> **EXERCISE INSTRUCTIONS**: Reproduce all of the data below without alteration; exclude every picture.

(A block of data)
►
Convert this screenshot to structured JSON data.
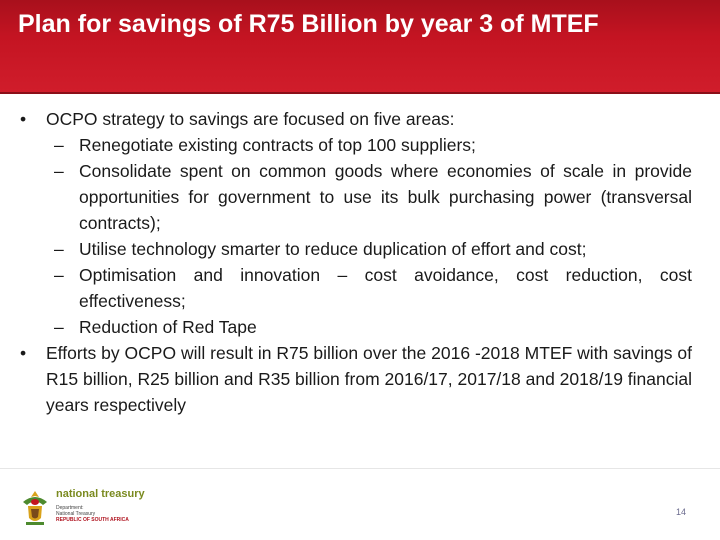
{
  "header": {
    "title": "Plan for savings of R75 Billion by year 3 of MTEF"
  },
  "content": {
    "bullet_char": "•",
    "dash_char": "–",
    "item1": {
      "text": "OCPO strategy to savings are focused on five areas:",
      "subitems": [
        "Renegotiate existing contracts of top 100 suppliers;",
        "Consolidate spent on common goods where economies of scale in provide opportunities for government to use its bulk purchasing power (transversal contracts);",
        "Utilise technology smarter to reduce duplication of effort and cost;",
        "Optimisation and innovation – cost avoidance, cost reduction, cost effectiveness;",
        "Reduction of Red Tape"
      ]
    },
    "item2": {
      "text": "Efforts by OCPO will result in R75 billion over the 2016 -2018 MTEF with savings of R15 billion, R25 billion and R35 billion from 2016/17, 2017/18 and 2018/19 financial years respectively"
    }
  },
  "footer": {
    "logo_title": "national treasury",
    "logo_line1": "Department:",
    "logo_line2": "National Treasury",
    "logo_line3": "REPUBLIC OF SOUTH AFRICA",
    "page_number": "14"
  }
}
◄
> **CORRECT OUTPUT**:
Convert this screenshot to structured JSON data.
{
  "header": {
    "title": "Plan for savings of R75 Billion by year 3 of MTEF"
  },
  "content": {
    "bullet_char": "•",
    "dash_char": "–",
    "item1": {
      "text": "OCPO strategy to savings are focused on five areas:",
      "subitems": [
        "Renegotiate existing contracts of top 100 suppliers;",
        "Consolidate spent on common goods where economies of scale in provide opportunities for government to use its bulk purchasing power (transversal contracts);",
        "Utilise technology smarter to reduce duplication of effort and cost;",
        "Optimisation and innovation – cost avoidance, cost reduction, cost effectiveness;",
        "Reduction of Red Tape"
      ]
    },
    "item2": {
      "text": "Efforts by OCPO will result in R75 billion over the 2016 -2018 MTEF with savings of R15 billion, R25 billion and R35 billion from 2016/17, 2017/18 and 2018/19 financial years respectively"
    }
  },
  "footer": {
    "logo_title": "national treasury",
    "logo_line1": "Department:",
    "logo_line2": "National Treasury",
    "logo_line3": "REPUBLIC OF SOUTH AFRICA",
    "page_number": "14"
  }
}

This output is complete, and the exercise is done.